What is being asked
Please reproduce the records below, substituting "text-label" for every "button-label" and leaving everything else unchanged; omit the pictures.
^^^^
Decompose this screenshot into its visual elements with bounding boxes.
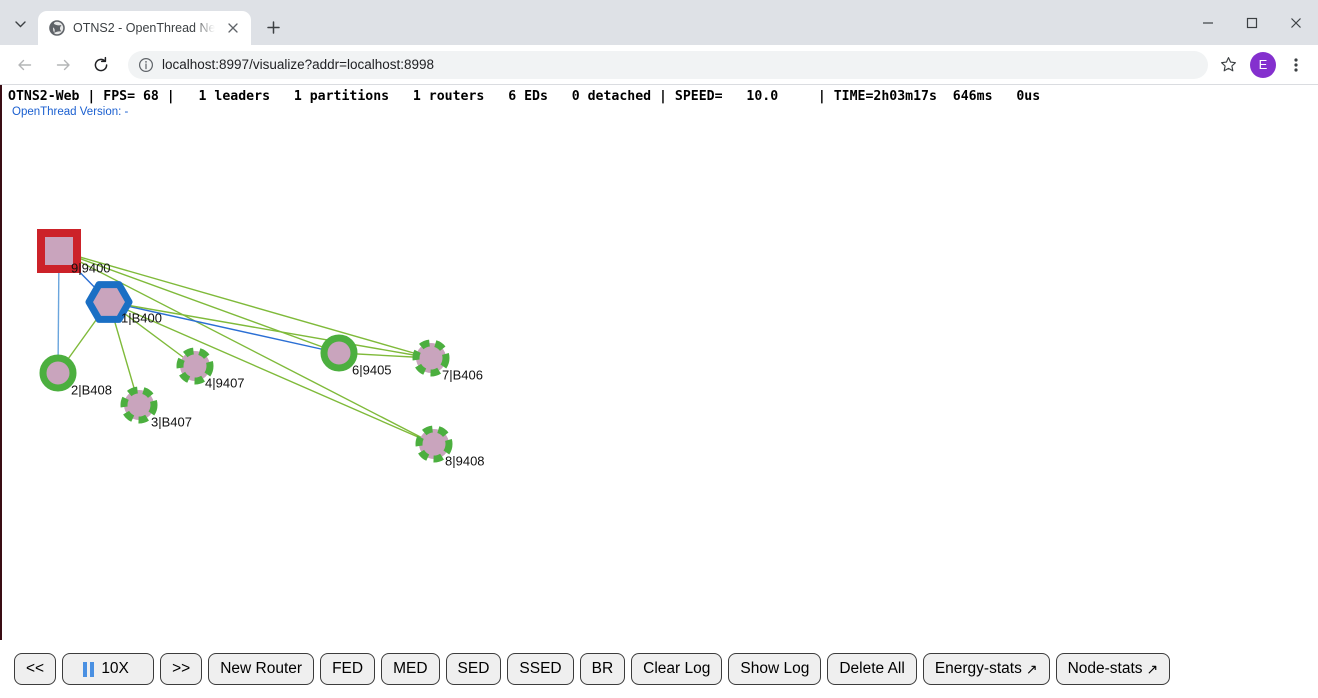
button-label: SSED	[519, 660, 561, 678]
new-br-button[interactable]: BR	[580, 653, 626, 685]
button-label: BR	[592, 660, 614, 678]
node-label: 3|B407	[151, 415, 192, 430]
browser-window: OTNS2 - OpenThread Ne	[0, 0, 1318, 698]
node-label: 2|B408	[71, 383, 112, 398]
button-label: Show Log	[740, 660, 809, 678]
new-med-button[interactable]: MED	[381, 653, 439, 685]
browser-toolbar: localhost:8997/visualize?addr=localhost:…	[0, 45, 1318, 84]
topology-node-1[interactable]: 1|B400	[89, 285, 162, 326]
globe-icon	[49, 20, 65, 36]
node-stats-button[interactable]: Node-stats↗	[1056, 653, 1171, 685]
minimize-icon	[1202, 17, 1214, 29]
browser-tab[interactable]: OTNS2 - OpenThread Ne	[38, 11, 251, 45]
clear-log-button[interactable]: Clear Log	[631, 653, 722, 685]
minimize-button[interactable]	[1186, 0, 1230, 45]
topology-node-8[interactable]: 8|9408	[419, 429, 485, 469]
reload-icon	[92, 56, 110, 74]
simulation-status-line: OTNS2-Web | FPS= 68 | 1 leaders 1 partit…	[0, 85, 1318, 104]
chevron-down-icon	[15, 21, 26, 28]
button-label: New Router	[220, 660, 302, 678]
new-router-button[interactable]: New Router	[208, 653, 314, 685]
topology-node-3[interactable]: 3|B407	[124, 390, 192, 430]
delete-all-button[interactable]: Delete All	[827, 653, 916, 685]
address-bar-url: localhost:8997/visualize?addr=localhost:…	[162, 57, 434, 72]
topology-node-7[interactable]: 7|B406	[416, 343, 483, 383]
button-label: Clear Log	[643, 660, 710, 678]
address-bar[interactable]: localhost:8997/visualize?addr=localhost:…	[128, 51, 1208, 79]
close-icon	[228, 23, 238, 33]
close-icon	[1290, 17, 1302, 29]
window-close-button[interactable]	[1274, 0, 1318, 45]
topology-edges	[58, 251, 434, 444]
new-sed-button[interactable]: SED	[446, 653, 502, 685]
tab-title: OTNS2 - OpenThread Ne	[73, 21, 215, 35]
node-label: 1|B400	[121, 311, 162, 326]
reload-button[interactable]	[85, 49, 117, 81]
node-label: 4|9407	[205, 376, 245, 391]
kebab-menu-icon	[1294, 57, 1298, 73]
energy-stats-button[interactable]: Energy-stats↗	[923, 653, 1050, 685]
show-log-button[interactable]: Show Log	[728, 653, 821, 685]
profile-avatar[interactable]: E	[1250, 52, 1276, 78]
node-label: 9|9400	[71, 261, 111, 276]
node-shape-circle	[124, 390, 154, 420]
step-back-button[interactable]: <<	[14, 653, 56, 685]
tab-search-button[interactable]	[6, 10, 34, 38]
external-link-icon: ↗	[1147, 661, 1159, 678]
back-button[interactable]	[9, 49, 41, 81]
external-link-icon: ↗	[1026, 661, 1038, 678]
new-tab-button[interactable]	[259, 13, 287, 41]
arrow-right-icon	[54, 56, 72, 74]
speed-button[interactable]: 10X	[62, 653, 154, 685]
button-label: SED	[458, 660, 490, 678]
button-label: MED	[393, 660, 427, 678]
button-label: Energy-stats	[935, 660, 1022, 678]
button-label: <<	[26, 660, 44, 678]
plus-icon	[267, 21, 280, 34]
node-shape-circle	[43, 358, 73, 388]
topology-edge	[59, 251, 434, 444]
page-content: OTNS2-Web | FPS= 68 | 1 leaders 1 partit…	[0, 84, 1318, 698]
topology-node-9[interactable]: 9|9400	[41, 233, 111, 276]
node-label: 6|9405	[352, 363, 392, 378]
node-label: 7|B406	[442, 368, 483, 383]
maximize-icon	[1246, 17, 1258, 29]
new-fed-button[interactable]: FED	[320, 653, 375, 685]
network-topology-canvas[interactable]: 9|9400 1|B400 2|B408 3|B407 4|9407 6|9405 7|B4…	[0, 113, 1318, 673]
bookmark-button[interactable]	[1214, 51, 1242, 79]
page-info-icon[interactable]	[138, 57, 154, 73]
topology-node-2[interactable]: 2|B408	[43, 358, 112, 398]
button-label: >>	[172, 660, 190, 678]
arrow-left-icon	[16, 56, 34, 74]
browser-menu-button[interactable]	[1282, 51, 1310, 79]
topology-svg: 9|9400 1|B400 2|B408 3|B407 4|9407 6|9405 7|B4…	[0, 113, 1318, 673]
node-label: 8|9408	[445, 454, 485, 469]
window-controls	[1186, 0, 1318, 45]
star-icon	[1220, 56, 1237, 73]
button-label: FED	[332, 660, 363, 678]
maximize-button[interactable]	[1230, 0, 1274, 45]
button-label: 10X	[101, 660, 129, 678]
button-label: Delete All	[839, 660, 904, 678]
topology-nodes: 9|9400 1|B400 2|B408 3|B407 4|9407 6|9405 7|B4…	[41, 233, 485, 469]
pause-icon	[83, 662, 94, 677]
forward-button[interactable]	[47, 49, 79, 81]
button-label: Node-stats	[1068, 660, 1143, 678]
node-shape-circle	[324, 338, 354, 368]
control-toolbar: << 10X >> New Router FED MED SED SSED BR Clear Lo…	[0, 640, 1318, 698]
tab-close-button[interactable]	[223, 18, 243, 38]
step-forward-button[interactable]: >>	[160, 653, 202, 685]
tab-strip: OTNS2 - OpenThread Ne	[0, 0, 1318, 45]
new-ssed-button[interactable]: SSED	[507, 653, 573, 685]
^^^^
Finished exercise
Decompose this screenshot into its visual elements with bounding boxes.
text-label: SSED	[519, 660, 561, 678]
new-br-button[interactable]: BR	[580, 653, 626, 685]
text-label: BR	[592, 660, 614, 678]
node-label: 3|B407	[151, 415, 192, 430]
browser-window: OTNS2 - OpenThread Ne	[0, 0, 1318, 698]
node-label: 2|B408	[71, 383, 112, 398]
text-label: Show Log	[740, 660, 809, 678]
new-med-button[interactable]: MED	[381, 653, 439, 685]
browser-toolbar: localhost:8997/visualize?addr=localhost:…	[0, 45, 1318, 84]
topology-node-1[interactable]: 1|B400	[89, 285, 162, 326]
globe-icon	[49, 20, 65, 36]
node-stats-button[interactable]: Node-stats↗	[1056, 653, 1171, 685]
minimize-icon	[1202, 17, 1214, 29]
browser-tab[interactable]: OTNS2 - OpenThread Ne	[38, 11, 251, 45]
clear-log-button[interactable]: Clear Log	[631, 653, 722, 685]
minimize-button[interactable]	[1186, 0, 1230, 45]
topology-node-8[interactable]: 8|9408	[419, 429, 485, 469]
reload-icon	[92, 56, 110, 74]
simulation-status-line: OTNS2-Web | FPS= 68 | 1 leaders 1 partit…	[0, 85, 1318, 104]
chevron-down-icon	[15, 21, 26, 28]
text-label: New Router	[220, 660, 302, 678]
new-router-button[interactable]: New Router	[208, 653, 314, 685]
topology-node-3[interactable]: 3|B407	[124, 390, 192, 430]
delete-all-button[interactable]: Delete All	[827, 653, 916, 685]
address-bar-url: localhost:8997/visualize?addr=localhost:…	[162, 57, 434, 72]
topology-node-7[interactable]: 7|B406	[416, 343, 483, 383]
text-label: Clear Log	[643, 660, 710, 678]
address-bar[interactable]: localhost:8997/visualize?addr=localhost:…	[128, 51, 1208, 79]
close-icon	[228, 23, 238, 33]
close-icon	[1290, 17, 1302, 29]
window-close-button[interactable]	[1274, 0, 1318, 45]
topology-edges	[58, 251, 434, 444]
new-sed-button[interactable]: SED	[446, 653, 502, 685]
tab-title: OTNS2 - OpenThread Ne	[73, 21, 215, 35]
node-label: 1|B400	[121, 311, 162, 326]
reload-button[interactable]	[85, 49, 117, 81]
node-label: 4|9407	[205, 376, 245, 391]
kebab-menu-icon	[1294, 57, 1298, 73]
energy-stats-button[interactable]: Energy-stats↗	[923, 653, 1050, 685]
show-log-button[interactable]: Show Log	[728, 653, 821, 685]
profile-avatar[interactable]: E	[1250, 52, 1276, 78]
node-label: 9|9400	[71, 261, 111, 276]
node-shape-circle	[124, 390, 154, 420]
step-back-button[interactable]: <<	[14, 653, 56, 685]
tab-search-button[interactable]	[6, 10, 34, 38]
external-link-icon: ↗	[1147, 661, 1159, 678]
back-button[interactable]	[9, 49, 41, 81]
external-link-icon: ↗	[1026, 661, 1038, 678]
new-tab-button[interactable]	[259, 13, 287, 41]
arrow-right-icon	[54, 56, 72, 74]
speed-button[interactable]: 10X	[62, 653, 154, 685]
text-label: SED	[458, 660, 490, 678]
text-label: MED	[393, 660, 427, 678]
text-label: Energy-stats	[935, 660, 1022, 678]
text-label: <<	[26, 660, 44, 678]
plus-icon	[267, 21, 280, 34]
node-shape-circle	[43, 358, 73, 388]
topology-edge	[59, 251, 434, 444]
page-content: OTNS2-Web | FPS= 68 | 1 leaders 1 partit…	[0, 84, 1318, 698]
topology-node-9[interactable]: 9|9400	[41, 233, 111, 276]
node-label: 6|9405	[352, 363, 392, 378]
node-label: 7|B406	[442, 368, 483, 383]
maximize-icon	[1246, 17, 1258, 29]
new-fed-button[interactable]: FED	[320, 653, 375, 685]
network-topology-canvas[interactable]: 9|9400 1|B400 2|B408 3|B407 4|9407 6|9405 7|B4…	[0, 113, 1318, 673]
bookmark-button[interactable]	[1214, 51, 1242, 79]
page-info-icon[interactable]	[138, 57, 154, 73]
topology-node-2[interactable]: 2|B408	[43, 358, 112, 398]
text-label: >>	[172, 660, 190, 678]
arrow-left-icon	[16, 56, 34, 74]
browser-menu-button[interactable]	[1282, 51, 1310, 79]
topology-svg: 9|9400 1|B400 2|B408 3|B407 4|9407 6|9405 7|B4…	[0, 113, 1318, 673]
node-label: 8|9408	[445, 454, 485, 469]
window-controls	[1186, 0, 1318, 45]
star-icon	[1220, 56, 1237, 73]
text-label: FED	[332, 660, 363, 678]
maximize-button[interactable]	[1230, 0, 1274, 45]
text-label: 10X	[101, 660, 129, 678]
text-label: Delete All	[839, 660, 904, 678]
topology-nodes: 9|9400 1|B400 2|B408 3|B407 4|9407 6|9405 7|B4…	[41, 233, 485, 469]
pause-icon	[83, 662, 94, 677]
forward-button[interactable]	[47, 49, 79, 81]
text-label: Node-stats	[1068, 660, 1143, 678]
node-shape-circle	[324, 338, 354, 368]
control-toolbar: << 10X >> New Router FED MED SED SSED BR Clear Lo…	[0, 640, 1318, 698]
tab-close-button[interactable]	[223, 18, 243, 38]
step-forward-button[interactable]: >>	[160, 653, 202, 685]
tab-strip: OTNS2 - OpenThread Ne	[0, 0, 1318, 45]
new-ssed-button[interactable]: SSED	[507, 653, 573, 685]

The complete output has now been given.